- _YOUR GOAL_
Find the string "detached" in the entries and copy each line that has it.

[Records from a data collection]
** BEGIN **

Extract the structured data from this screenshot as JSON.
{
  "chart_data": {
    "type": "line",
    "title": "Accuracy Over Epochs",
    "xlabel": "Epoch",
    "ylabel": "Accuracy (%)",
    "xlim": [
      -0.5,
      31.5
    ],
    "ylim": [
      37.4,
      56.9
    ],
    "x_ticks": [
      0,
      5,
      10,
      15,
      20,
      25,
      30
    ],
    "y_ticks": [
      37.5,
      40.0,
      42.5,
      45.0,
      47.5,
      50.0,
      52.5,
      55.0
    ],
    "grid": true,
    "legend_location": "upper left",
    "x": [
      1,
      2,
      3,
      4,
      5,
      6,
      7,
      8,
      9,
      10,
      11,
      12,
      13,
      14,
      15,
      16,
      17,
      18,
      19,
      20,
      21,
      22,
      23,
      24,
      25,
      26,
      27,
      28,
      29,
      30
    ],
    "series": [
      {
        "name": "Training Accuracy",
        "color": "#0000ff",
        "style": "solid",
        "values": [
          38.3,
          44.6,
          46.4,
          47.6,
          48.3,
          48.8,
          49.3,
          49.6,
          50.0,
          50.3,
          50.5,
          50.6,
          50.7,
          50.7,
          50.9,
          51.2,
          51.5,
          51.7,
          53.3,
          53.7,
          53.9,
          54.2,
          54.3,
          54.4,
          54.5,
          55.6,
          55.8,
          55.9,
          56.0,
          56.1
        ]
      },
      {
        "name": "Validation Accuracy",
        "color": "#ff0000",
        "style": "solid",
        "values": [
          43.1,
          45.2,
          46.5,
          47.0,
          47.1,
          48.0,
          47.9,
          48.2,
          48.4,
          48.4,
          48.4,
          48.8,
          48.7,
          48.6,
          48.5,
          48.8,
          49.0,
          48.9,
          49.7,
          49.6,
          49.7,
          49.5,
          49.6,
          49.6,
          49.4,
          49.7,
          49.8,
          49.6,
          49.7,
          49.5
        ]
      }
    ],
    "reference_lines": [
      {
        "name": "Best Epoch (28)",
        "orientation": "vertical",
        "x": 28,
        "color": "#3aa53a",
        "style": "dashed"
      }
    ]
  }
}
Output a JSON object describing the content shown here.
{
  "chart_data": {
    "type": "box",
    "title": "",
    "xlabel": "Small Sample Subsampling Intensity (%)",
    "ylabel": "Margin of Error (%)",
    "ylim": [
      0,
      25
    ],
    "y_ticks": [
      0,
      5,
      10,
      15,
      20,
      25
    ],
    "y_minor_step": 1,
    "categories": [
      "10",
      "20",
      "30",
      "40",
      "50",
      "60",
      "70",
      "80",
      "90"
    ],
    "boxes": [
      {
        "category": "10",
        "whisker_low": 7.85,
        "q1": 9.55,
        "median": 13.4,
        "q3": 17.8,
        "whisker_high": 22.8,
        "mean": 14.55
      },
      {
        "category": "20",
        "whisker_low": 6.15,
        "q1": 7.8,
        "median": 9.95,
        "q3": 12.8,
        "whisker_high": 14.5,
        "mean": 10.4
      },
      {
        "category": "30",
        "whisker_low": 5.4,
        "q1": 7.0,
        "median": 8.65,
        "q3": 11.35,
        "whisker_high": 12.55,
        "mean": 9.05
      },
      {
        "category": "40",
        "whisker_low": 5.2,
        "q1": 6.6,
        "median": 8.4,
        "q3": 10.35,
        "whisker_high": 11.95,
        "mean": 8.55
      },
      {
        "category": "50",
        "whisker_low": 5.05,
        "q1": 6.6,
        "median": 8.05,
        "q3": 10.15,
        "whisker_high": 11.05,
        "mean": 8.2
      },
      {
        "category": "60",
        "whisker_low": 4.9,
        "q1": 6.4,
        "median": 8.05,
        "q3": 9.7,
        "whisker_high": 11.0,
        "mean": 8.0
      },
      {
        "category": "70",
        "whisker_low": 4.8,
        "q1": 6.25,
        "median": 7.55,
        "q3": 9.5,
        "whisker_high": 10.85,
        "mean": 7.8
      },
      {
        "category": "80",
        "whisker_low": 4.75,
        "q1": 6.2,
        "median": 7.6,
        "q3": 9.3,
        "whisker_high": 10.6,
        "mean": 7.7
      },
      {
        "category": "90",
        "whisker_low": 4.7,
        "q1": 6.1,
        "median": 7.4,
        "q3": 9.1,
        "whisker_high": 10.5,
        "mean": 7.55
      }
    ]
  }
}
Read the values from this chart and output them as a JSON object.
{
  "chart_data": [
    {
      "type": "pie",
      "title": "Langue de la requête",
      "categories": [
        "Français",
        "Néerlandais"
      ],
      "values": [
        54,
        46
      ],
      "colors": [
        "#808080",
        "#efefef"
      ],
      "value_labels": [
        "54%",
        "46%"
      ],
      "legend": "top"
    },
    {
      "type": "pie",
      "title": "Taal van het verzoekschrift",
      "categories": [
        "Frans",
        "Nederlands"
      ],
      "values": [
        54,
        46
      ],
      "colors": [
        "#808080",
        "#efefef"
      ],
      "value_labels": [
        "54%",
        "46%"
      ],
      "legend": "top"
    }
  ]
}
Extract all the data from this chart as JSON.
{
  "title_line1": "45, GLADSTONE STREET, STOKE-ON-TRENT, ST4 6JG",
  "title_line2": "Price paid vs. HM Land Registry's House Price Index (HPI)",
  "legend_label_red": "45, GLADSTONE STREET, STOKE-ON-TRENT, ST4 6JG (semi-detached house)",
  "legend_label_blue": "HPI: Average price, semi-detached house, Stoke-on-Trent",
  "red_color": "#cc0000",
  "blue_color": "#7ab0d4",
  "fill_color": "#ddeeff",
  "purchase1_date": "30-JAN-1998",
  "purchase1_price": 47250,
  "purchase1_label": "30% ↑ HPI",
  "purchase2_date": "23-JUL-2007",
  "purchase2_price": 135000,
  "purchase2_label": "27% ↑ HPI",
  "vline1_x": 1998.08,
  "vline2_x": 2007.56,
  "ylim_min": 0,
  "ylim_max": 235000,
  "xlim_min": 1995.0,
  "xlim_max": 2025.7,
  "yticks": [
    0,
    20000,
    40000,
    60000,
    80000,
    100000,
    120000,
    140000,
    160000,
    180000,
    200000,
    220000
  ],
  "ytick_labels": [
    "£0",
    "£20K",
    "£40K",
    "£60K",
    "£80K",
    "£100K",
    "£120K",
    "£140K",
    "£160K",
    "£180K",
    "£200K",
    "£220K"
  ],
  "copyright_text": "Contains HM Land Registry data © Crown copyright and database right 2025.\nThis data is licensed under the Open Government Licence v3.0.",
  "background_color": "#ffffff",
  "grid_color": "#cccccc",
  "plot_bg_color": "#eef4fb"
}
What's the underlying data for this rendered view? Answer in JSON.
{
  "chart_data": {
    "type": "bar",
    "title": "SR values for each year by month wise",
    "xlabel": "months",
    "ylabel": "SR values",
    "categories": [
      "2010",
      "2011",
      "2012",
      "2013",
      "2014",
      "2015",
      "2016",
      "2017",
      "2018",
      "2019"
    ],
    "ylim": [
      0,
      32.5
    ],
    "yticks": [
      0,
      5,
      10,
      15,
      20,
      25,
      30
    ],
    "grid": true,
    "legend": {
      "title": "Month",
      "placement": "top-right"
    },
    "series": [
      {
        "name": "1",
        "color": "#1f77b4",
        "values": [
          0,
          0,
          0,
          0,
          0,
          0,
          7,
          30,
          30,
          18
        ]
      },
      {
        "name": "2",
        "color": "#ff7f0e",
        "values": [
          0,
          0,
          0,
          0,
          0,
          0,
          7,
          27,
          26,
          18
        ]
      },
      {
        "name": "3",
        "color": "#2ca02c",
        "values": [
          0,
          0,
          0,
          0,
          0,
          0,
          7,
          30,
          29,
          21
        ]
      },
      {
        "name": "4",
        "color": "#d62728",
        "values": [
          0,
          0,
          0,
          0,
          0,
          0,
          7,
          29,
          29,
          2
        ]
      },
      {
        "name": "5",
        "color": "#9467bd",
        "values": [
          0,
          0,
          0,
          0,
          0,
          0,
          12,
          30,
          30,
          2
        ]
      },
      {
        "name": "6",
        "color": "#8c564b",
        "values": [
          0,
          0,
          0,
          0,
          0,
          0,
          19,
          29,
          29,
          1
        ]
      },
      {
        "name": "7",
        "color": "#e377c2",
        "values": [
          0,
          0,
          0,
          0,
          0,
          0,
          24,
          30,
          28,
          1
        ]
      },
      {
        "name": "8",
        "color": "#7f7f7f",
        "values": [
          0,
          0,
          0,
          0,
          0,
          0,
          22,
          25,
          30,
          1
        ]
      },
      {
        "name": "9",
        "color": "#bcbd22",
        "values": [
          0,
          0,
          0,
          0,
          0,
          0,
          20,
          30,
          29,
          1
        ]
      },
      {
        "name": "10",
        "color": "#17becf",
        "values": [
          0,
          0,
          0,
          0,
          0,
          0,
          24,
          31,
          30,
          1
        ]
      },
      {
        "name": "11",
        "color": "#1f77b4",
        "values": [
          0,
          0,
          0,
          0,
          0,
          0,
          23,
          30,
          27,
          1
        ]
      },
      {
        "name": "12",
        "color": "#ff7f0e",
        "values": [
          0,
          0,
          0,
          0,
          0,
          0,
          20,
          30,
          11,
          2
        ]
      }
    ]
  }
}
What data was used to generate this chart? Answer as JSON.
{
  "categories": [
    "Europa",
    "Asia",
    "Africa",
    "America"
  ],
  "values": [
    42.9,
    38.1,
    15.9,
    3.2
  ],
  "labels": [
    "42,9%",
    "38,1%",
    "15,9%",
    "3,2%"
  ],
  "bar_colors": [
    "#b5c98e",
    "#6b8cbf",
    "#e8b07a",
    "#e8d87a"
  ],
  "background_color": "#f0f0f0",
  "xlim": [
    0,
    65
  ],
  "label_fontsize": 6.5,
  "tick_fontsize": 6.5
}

** END **

- _TASK ANSWER_
  "legend_label_red": "45, GLADSTONE STREET, STOKE-ON-TRENT, ST4 6JG (semi-detached house)",
  "legend_label_blue": "HPI: Average price, semi-detached house, Stoke-on-Trent",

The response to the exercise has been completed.